Thursday, September 14, 2006

Semoga Aku Bukan Seorang Qoti’ur rohim

“Ana harap setelah ini antum masih anggap ana saudara dan tidak memutuskan tali sillaturrahim diantara kita”.

Sengaja kuawali coretan curhat ini dengan kalimat surat terakhirnya. Surat yang dapat membuatku kecewa dan sedih kala itu. Yang kupahami maksud dari suratnya ini, sebuah harapan agar tali persaudaraan seiman yang telah lebih dulu terjalin sebelum terjalinnya “hubungan istimewa” itu tidak aku putuskan, meskipun “hubungan istimewa” itu telah diputuskannya dan aku menerima “pemutusannya”.

Pada dasarnya, jikalaupun dia tidak mengatakan ungkapan diatas, aku tidak berniat sedikitpun untuk memutuskan silaturahmi dan persaudaraan yang telah disatukan oleh ikatan keimanan. Apalagi jika kuingat sabda Rosulullah Saw. yang berbunyi: “Laa yadkhulul jannata qoti’ur rohim”. Tidak akan diperkenankan masuk syurga, orang yang memutuskan tali silaturahmi (persaudaraan). Sungguh hati ini sangat takut untuk memutuskan tali silaturrahmi. Oleh karenanya, aku berusaha mengabulkan harapannya diatas tadi sekaligus aku juga ingin membuktikan niatku untuk tidak memutuskan tali silaturahmi. Kujadikan sms sebagai wasilah silaturahmi, bahkan pada puncaknya aku coba menghubunginya via telepon.

Namun apa yang terjadi, sungguh tak kuduga dan tak kumengerti. Usahaku untuk membuktikan tidak memutuskan tali silaturahmi itu tanpa respon dan balasan (sebagaimana halnya sms). Niat baikku tadi tidak disambutnya. Bunyi telpon berkali-kali itu tidak diangkatnya. Lebih dari tujuh kali aku menghubunginya tetap saja, no answer. Padahal niatku saat itu tidak lebih dari sekedar silaturahmi dan tanya kabar keadaannya. Tidak lebihdari itu.

Seketika itu juga, timbul pertanyaan besar dalam benakku. Apakah aku salah memahami isi poin surat terakhirnya? Atau, apakah perasaan dia kini telah berubah jadi membenciku dan benar-benar ingin memutuskan tali silaturahmi juga? Ah, biarlah…yang terpenting bagiku, aku tidak memutuskan silaturahmi dan bukan aku yang memutuskan persaudaraan itu.

Informasi yang Ditampilkan

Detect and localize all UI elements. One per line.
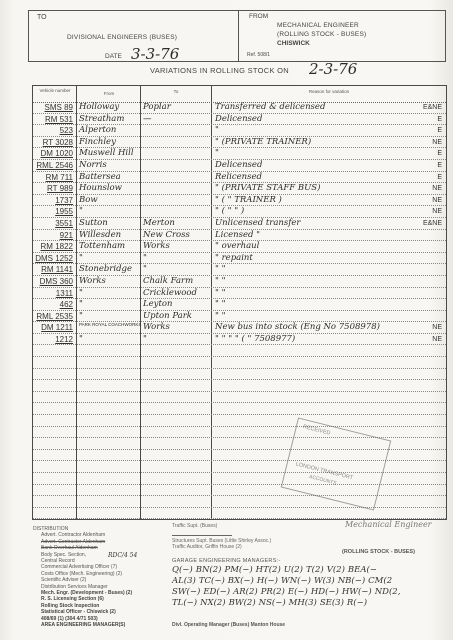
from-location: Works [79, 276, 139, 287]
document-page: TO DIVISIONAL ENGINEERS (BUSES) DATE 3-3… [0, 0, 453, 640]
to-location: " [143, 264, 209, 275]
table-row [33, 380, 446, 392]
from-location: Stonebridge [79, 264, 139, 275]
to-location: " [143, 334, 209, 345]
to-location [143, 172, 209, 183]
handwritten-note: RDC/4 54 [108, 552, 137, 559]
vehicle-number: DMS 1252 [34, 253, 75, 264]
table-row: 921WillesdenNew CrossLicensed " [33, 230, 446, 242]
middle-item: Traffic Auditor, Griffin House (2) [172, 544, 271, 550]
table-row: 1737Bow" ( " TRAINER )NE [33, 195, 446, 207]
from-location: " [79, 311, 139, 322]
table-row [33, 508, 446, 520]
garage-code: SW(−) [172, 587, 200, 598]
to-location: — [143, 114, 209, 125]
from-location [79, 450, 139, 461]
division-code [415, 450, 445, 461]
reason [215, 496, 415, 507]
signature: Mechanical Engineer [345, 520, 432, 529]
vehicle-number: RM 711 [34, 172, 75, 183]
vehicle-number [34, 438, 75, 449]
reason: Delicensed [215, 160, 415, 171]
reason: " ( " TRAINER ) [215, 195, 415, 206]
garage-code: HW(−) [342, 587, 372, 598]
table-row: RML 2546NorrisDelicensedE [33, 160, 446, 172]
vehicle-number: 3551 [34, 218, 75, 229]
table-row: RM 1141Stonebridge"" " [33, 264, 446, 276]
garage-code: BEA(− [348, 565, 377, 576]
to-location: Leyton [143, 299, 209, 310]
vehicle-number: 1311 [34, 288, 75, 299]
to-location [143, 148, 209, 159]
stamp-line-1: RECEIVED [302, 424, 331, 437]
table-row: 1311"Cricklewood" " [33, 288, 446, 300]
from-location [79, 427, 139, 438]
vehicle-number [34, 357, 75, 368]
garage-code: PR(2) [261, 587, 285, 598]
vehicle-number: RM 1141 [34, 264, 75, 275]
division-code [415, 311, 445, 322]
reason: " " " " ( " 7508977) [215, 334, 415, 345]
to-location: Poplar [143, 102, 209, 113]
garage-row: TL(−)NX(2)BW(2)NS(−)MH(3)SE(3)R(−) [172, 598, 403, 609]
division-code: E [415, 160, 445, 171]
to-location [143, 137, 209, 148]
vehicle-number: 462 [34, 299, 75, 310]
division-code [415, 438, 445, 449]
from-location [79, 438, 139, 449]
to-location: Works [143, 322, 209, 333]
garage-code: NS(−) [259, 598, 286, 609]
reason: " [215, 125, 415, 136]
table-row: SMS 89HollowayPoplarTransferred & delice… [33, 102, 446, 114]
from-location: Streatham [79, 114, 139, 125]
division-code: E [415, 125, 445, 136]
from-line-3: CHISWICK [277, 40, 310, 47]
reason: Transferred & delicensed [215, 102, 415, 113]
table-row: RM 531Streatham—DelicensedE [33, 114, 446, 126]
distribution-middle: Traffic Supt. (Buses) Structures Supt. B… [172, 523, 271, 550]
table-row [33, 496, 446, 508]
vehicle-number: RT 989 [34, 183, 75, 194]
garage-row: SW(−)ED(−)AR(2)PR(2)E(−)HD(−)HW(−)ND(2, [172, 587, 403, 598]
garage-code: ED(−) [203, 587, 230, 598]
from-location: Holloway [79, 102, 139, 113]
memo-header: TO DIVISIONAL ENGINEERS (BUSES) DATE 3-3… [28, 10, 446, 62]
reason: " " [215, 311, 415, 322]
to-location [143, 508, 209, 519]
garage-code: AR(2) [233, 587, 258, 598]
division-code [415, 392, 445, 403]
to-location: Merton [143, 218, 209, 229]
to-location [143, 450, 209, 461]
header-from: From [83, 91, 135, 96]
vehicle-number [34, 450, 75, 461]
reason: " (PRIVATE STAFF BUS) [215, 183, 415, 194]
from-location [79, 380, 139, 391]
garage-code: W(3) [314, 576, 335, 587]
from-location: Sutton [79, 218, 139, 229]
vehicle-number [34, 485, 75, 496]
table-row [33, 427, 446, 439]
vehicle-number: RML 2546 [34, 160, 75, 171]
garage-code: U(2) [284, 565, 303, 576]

Tujuan A
Pada curahan hati tentang silaturahmi, ganti "telpon" dengan "ponsel" lalu tuliskan ulang bagian yang dibuka dengan kata-kata yang memuat "Namun apa yang" dan ditutup dengan "Tidak lebihdari itu.".
Tujuan B
Menurut curahan hati tentang silaturahmi, berapa kali penulis menelepon tanpa mendapat jawaban?
Tujuan C
Lanjutkan curahan hati tentang silaturahmi itu, dimulai setelah kalimat terakhir yang tercantum.
Catatan-catatan ini diambil dari sumber yang berbeda.

Jawaban yang Diharapkan A
Namun apa yang terjadi, sungguh tak kuduga dan tak kumengerti. Usahaku untuk membuktikan tidak memutuskan tali silaturahmi itu tanpa respon dan balasan (sebagaimana halnya sms). Niat baikku tadi tidak disambutnya. Bunyi ponsel berkali-kali itu tidak diangkatnya. Lebih dari tujuh kali aku menghubunginya tetap saja, no answer. Padahal niatku saat itu tidak lebih dari sekedar silaturahmi dan tanya kabar keadaannya. Tidak lebihdari itu.

Jawaban yang Diharapkan B
Lebih dari tujuh kali.

Jawaban yang Diharapkan C
Astaghfirullah…Maafkan aku ya Allah, kalau aku telah berburuk sangka. Astaghfirullah… Astaghfirullah… Astaghfirullahal ‘Adhiim…

Ya Allah...hanya Engkaulah tempat segala pengaduanku yang sesungguhnya. Aku sudah buktikan bahwa aku tidak memutuskan tali silaturahmi itu. Aku sudah berusaha untuk terus menjaga persaudaraan. Semoga coretan ini menjadi saksi bahwa aku benar-benar tidak memutuskan tali silaturahmi (persaudaraan).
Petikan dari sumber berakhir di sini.